------ Supplied records

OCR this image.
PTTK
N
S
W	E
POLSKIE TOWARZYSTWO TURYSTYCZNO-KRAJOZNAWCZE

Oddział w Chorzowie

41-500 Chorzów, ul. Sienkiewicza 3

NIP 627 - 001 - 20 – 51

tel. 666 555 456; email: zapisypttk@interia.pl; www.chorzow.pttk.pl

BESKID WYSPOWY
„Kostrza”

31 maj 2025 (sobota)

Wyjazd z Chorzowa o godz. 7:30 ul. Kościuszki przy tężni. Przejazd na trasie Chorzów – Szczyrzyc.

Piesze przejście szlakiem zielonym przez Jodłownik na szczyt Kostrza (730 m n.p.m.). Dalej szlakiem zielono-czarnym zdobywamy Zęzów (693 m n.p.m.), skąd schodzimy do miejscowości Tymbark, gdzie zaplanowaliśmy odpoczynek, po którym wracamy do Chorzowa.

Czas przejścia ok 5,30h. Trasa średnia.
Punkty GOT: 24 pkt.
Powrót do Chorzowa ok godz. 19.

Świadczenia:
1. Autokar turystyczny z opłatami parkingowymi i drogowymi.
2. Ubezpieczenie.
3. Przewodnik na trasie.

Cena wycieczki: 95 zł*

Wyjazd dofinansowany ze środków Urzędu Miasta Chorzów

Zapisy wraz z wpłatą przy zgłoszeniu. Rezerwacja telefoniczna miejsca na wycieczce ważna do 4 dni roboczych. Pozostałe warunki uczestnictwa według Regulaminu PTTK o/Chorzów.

------------

→ Problem to work on: In the records above, find each line that holds the word "Wyjazd"; copy all such lines.

→ Result of the task:
Wyjazd z Chorzowa o godz. 7:30 ul. Kościuszki przy tężni. Przejazd na trasie Chorzów – Szczyrzyc.
Wyjazd dofinansowany ze środków Urzędu Miasta Chorzów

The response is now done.